### EXERCISES
[1] In the post on NP/CRNA/PA scope creep, what starting salary for residents is given?
[2] Print the post on NP/CRNA/PA scope creep from "Ultimately, no founder" to "just 10 years.", copying every word unchanged.

### PAGE TEXT
◇ ◇ ◇ ◇ ◇ ◇ ◇

- Snow Li
- December 8, 2021
- 3:57 pm
- No Comments
We finish our discussion on exploring the topic of the NP/CRNA/PA scope creep from Part 2: The Congressional Tango. Here, we talk about the possible futures in store for us and our role in all of this.
Where Do We Go Cotton Eye Joe?
In the end, we are left with the realization that every aspect of our healthcare system is deeply interconnected. Medical school education costs can afford to rise despite competition between different schools because of the scarcity of residency spots compared to the number of people that want them. The creation of residencies as low paying, semi-monastic positions requiring absurd work hours for the sake of “training” justifies the eventual reward to be worth the sacrifice of all those years and dollars.
How do we go about untangling this endless web of problems? When we create more residency spots, they get accused of being “low-quality” residencies, and current attendings and future residents protest because their average salary is slashed due to more competition for the same jobs. Yet we find physicians burned out because they find it increasingly difficult to give thorough treatment to their ballooning patient populations, and rural areas find themselves with physician shortages since people seem to need more incentive to live in rural areas.
This is the question of the iron triangle we’ve been told about so often. Where do we strike the balance of the “quality” we are willing to accept vs accessibility? We may scoff at the idea of shortening training times to produce “under trained” clinicians, but if entire communities end up not having care as a result then are we really protecting patients?
Ultimately, no founder of medicine can hope to foresee the problems that come with the changing landscape of social values over 100 years later. The man who envisioned a system where men could “reside” in the hospital while leaving their wives and children alone at home to sort themselves out seems hardly relevant to the systems of today. The starting salary of $66,000 for residents might’ve made perfect sense for when the dollar was worth more, but it is hardly justifiable today where one might be able to earn more than $100K/year in computer science with just a bachelor’s. Rules meant to address the concerns of generations ago, fearing that we’d have too many doctors on our hands, are hardly suited to a nation that’s now facing a daunting workforce shortage of up to 139,000 highly trained professionals in just 10 years.
The case has already been made for shortening medical education, with Emmanuel et al estimating that 30% of training at all stages could be taken out and made more efficient. This future would see us take the model of the 6 year BS-MD programs as well as shorten research requirements and lengths of residencies. It would probably also include an increase in residency pay and actually enforcing limitations on hours worked. After all, does it really make sense that the “value” of labor provided by a chief resident has more than doubled overnight?
Another alternative has also been provided by the NP/PA/CRNA alliance. If physicians insist on becoming more exclusive than Gucci belts then the market will create alternatives one way or another. The Urgent care clinic model and independent NP practices model will expand to include more patients and a wider variety of conditions, involving specialist physicians only when care becomes extremely difficult, diagnosis is unclear, or specific procedures have to be done. The fate of the profession, ultimately, rests in our hands.

◇ ◇ ◇ ◇ ◇ ◇ ◇

### DATA EXTRACTS
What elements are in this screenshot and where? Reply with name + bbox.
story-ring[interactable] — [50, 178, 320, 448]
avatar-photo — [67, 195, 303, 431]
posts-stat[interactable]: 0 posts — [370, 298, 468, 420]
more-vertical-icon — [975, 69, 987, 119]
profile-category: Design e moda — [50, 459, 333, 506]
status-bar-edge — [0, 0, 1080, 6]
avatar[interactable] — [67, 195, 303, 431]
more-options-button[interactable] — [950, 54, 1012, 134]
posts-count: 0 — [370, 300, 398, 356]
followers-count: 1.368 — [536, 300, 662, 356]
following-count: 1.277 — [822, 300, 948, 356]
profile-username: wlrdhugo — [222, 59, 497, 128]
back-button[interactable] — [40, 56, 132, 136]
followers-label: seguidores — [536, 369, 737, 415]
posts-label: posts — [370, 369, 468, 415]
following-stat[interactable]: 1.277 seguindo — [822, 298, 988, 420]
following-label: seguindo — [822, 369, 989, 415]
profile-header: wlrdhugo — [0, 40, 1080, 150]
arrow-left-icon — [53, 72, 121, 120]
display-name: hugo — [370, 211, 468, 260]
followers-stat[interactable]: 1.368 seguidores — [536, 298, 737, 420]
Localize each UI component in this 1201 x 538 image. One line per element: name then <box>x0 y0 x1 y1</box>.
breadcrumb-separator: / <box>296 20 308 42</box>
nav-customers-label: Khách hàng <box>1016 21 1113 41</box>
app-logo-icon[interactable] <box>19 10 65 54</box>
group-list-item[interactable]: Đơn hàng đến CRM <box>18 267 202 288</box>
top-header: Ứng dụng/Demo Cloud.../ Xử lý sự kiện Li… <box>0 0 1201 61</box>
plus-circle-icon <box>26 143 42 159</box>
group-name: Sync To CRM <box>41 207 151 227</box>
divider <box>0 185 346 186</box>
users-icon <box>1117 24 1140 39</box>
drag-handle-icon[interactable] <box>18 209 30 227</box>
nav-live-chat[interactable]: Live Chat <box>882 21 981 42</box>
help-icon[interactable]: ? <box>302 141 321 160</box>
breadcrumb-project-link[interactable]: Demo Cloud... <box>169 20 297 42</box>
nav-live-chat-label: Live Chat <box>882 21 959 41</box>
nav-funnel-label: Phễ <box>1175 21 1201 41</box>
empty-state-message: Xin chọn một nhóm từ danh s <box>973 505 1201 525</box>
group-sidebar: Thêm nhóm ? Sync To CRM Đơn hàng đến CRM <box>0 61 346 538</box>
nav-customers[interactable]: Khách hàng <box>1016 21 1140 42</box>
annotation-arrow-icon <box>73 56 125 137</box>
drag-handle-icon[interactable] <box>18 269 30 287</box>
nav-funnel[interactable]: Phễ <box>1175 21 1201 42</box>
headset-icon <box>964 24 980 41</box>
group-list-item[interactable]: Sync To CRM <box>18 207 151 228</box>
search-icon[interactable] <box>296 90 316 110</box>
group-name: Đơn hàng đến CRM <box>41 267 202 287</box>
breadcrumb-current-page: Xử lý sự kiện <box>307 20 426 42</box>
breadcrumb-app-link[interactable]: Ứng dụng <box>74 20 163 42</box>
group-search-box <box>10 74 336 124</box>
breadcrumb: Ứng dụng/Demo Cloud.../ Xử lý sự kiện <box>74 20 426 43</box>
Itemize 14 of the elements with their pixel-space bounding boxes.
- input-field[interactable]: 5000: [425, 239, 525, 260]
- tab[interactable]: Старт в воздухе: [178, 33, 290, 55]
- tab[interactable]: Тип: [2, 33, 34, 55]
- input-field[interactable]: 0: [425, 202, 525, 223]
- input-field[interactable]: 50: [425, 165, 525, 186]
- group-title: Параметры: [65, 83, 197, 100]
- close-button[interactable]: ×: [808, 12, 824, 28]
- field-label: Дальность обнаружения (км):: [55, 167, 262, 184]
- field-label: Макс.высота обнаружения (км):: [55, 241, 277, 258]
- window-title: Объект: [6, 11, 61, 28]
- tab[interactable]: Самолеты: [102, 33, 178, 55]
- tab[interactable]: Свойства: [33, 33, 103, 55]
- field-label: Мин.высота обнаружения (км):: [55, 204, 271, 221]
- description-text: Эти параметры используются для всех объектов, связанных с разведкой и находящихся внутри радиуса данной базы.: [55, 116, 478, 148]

◇ ◇ ◇ ◇ ◇ ◇ ◇

### SOLUTIONS BY TASK
[1] $66,000

[2]
Ultimately, no founder of medicine can hope to foresee the problems that come with the changing landscape of social values over 100 years later. The man who envisioned a system where men could “reside” in the hospital while leaving their wives and children alone at home to sort themselves out seems hardly relevant to the systems of today. The starting salary of $66,000 for residents might’ve made perfect sense for when the dollar was worth more, but it is hardly justifiable today where one might be able to earn more than $100K/year in computer science with just a bachelor’s. Rules meant to address the concerns of generations ago, fearing that we’d have too many doctors on our hands, are hardly suited to a nation that’s now facing a daunting workforce shortage of up to 139,000 highly trained professionals in just 10 years.